[Item position entries]
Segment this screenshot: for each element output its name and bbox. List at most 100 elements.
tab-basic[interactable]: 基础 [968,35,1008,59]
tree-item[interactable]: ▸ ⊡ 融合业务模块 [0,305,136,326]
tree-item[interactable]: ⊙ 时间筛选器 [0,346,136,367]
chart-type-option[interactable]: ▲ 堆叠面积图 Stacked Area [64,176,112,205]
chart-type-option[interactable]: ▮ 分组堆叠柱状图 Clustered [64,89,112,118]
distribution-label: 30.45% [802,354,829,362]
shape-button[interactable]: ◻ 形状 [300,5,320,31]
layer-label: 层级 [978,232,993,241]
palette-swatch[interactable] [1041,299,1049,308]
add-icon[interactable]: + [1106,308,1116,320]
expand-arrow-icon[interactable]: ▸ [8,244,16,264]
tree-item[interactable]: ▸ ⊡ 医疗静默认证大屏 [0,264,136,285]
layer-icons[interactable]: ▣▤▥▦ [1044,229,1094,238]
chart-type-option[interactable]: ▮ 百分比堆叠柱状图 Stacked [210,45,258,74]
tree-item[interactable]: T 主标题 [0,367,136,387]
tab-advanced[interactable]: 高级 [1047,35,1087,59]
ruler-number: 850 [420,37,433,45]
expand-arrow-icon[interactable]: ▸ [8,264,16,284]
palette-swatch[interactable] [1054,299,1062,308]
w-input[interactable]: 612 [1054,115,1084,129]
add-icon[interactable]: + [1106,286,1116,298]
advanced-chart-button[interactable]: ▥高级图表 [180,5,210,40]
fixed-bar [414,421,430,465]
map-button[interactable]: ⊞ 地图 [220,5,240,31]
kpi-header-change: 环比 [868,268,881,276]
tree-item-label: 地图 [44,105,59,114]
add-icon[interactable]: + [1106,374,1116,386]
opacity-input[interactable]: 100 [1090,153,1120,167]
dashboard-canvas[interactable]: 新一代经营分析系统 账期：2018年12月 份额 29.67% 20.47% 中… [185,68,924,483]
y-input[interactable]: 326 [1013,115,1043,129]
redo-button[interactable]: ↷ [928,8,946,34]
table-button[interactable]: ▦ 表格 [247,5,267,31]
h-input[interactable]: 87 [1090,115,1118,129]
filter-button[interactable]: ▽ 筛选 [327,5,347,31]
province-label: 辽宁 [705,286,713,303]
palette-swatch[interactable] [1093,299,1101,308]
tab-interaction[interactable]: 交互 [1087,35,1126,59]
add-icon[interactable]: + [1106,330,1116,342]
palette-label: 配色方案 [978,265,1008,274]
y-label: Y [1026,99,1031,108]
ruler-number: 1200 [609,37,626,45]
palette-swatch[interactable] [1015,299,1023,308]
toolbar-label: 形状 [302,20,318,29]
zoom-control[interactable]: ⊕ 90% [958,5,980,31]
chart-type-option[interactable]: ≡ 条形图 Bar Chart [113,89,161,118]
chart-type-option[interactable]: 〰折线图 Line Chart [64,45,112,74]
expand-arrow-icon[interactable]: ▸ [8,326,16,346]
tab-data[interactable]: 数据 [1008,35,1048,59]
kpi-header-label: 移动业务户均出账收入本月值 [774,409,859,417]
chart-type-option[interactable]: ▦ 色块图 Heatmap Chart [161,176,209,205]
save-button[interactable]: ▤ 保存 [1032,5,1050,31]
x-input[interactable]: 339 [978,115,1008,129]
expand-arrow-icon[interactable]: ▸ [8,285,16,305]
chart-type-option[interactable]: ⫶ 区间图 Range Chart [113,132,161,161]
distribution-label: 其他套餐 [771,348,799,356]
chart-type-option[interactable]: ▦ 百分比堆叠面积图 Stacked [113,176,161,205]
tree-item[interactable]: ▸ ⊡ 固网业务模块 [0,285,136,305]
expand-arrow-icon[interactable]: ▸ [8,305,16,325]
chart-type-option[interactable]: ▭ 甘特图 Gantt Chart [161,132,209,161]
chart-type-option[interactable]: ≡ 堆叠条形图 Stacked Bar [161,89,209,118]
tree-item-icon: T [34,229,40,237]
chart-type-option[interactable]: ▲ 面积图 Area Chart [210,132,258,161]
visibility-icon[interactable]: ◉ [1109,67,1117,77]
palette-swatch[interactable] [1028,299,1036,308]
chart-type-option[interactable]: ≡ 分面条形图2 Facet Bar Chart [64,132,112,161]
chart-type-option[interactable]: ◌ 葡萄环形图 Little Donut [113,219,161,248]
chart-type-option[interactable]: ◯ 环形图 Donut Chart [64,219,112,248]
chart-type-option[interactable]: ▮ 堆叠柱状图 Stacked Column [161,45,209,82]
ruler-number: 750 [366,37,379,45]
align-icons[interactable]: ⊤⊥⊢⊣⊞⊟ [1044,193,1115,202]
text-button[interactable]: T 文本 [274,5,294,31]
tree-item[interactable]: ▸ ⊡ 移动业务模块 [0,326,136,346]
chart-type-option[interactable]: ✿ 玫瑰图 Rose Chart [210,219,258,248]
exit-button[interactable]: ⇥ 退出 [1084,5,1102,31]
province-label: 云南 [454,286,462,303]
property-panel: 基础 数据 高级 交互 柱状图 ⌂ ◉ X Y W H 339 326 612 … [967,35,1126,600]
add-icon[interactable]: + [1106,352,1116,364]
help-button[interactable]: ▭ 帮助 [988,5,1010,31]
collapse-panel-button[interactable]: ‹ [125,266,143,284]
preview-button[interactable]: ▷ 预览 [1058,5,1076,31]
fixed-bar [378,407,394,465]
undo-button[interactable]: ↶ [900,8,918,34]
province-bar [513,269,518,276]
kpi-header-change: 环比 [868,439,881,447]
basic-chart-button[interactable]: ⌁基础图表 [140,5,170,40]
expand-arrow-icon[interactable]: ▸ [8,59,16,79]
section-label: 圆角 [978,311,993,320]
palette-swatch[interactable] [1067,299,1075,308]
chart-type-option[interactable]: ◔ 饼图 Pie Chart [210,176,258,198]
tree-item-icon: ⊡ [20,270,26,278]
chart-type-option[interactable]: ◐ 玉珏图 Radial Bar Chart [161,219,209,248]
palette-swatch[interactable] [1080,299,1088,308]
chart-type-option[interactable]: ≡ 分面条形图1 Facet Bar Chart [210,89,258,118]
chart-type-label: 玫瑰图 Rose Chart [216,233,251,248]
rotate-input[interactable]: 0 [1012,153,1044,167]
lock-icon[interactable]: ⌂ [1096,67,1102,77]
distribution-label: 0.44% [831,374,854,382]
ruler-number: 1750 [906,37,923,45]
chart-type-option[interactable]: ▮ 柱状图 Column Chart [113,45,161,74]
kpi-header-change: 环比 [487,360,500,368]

TASK - Repeat the lines from the start of the items through the line holding "zoom-control[interactable]: ⊕ 90%", inclusive, copying each one exactly.

EXPECTED ANSWER -
Segment this screenshot: for each element output its name and bbox. List at most 100 elements.
tab-basic[interactable]: 基础 [968,35,1008,59]
tree-item[interactable]: ▸ ⊡ 融合业务模块 [0,305,136,326]
tree-item[interactable]: ⊙ 时间筛选器 [0,346,136,367]
chart-type-option[interactable]: ▲ 堆叠面积图 Stacked Area [64,176,112,205]
chart-type-option[interactable]: ▮ 分组堆叠柱状图 Clustered [64,89,112,118]
distribution-label: 30.45% [802,354,829,362]
shape-button[interactable]: ◻ 形状 [300,5,320,31]
layer-label: 层级 [978,232,993,241]
palette-swatch[interactable] [1041,299,1049,308]
add-icon[interactable]: + [1106,308,1116,320]
expand-arrow-icon[interactable]: ▸ [8,244,16,264]
tree-item[interactable]: ▸ ⊡ 医疗静默认证大屏 [0,264,136,285]
layer-icons[interactable]: ▣▤▥▦ [1044,229,1094,238]
chart-type-option[interactable]: ▮ 百分比堆叠柱状图 Stacked [210,45,258,74]
tree-item[interactable]: T 主标题 [0,367,136,387]
tab-advanced[interactable]: 高级 [1047,35,1087,59]
ruler-number: 850 [420,37,433,45]
expand-arrow-icon[interactable]: ▸ [8,264,16,284]
palette-swatch[interactable] [1054,299,1062,308]
w-input[interactable]: 612 [1054,115,1084,129]
add-icon[interactable]: + [1106,286,1116,298]
advanced-chart-button[interactable]: ▥高级图表 [180,5,210,40]
fixed-bar [414,421,430,465]
map-button[interactable]: ⊞ 地图 [220,5,240,31]
kpi-header-change: 环比 [868,268,881,276]
tree-item-label: 地图 [44,105,59,114]
add-icon[interactable]: + [1106,374,1116,386]
opacity-input[interactable]: 100 [1090,153,1120,167]
dashboard-canvas[interactable]: 新一代经营分析系统 账期：2018年12月 份额 29.67% 20.47% 中… [185,68,924,483]
y-input[interactable]: 326 [1013,115,1043,129]
redo-button[interactable]: ↷ [928,8,946,34]
table-button[interactable]: ▦ 表格 [247,5,267,31]
h-input[interactable]: 87 [1090,115,1118,129]
filter-button[interactable]: ▽ 筛选 [327,5,347,31]
province-label: 辽宁 [705,286,713,303]
palette-swatch[interactable] [1093,299,1101,308]
tab-interaction[interactable]: 交互 [1087,35,1126,59]
add-icon[interactable]: + [1106,330,1116,342]
palette-label: 配色方案 [978,265,1008,274]
y-label: Y [1026,99,1031,108]
ruler-number: 1200 [609,37,626,45]
palette-swatch[interactable] [1015,299,1023,308]
toolbar-label: 形状 [302,20,318,29]
zoom-control[interactable]: ⊕ 90% [958,5,980,31]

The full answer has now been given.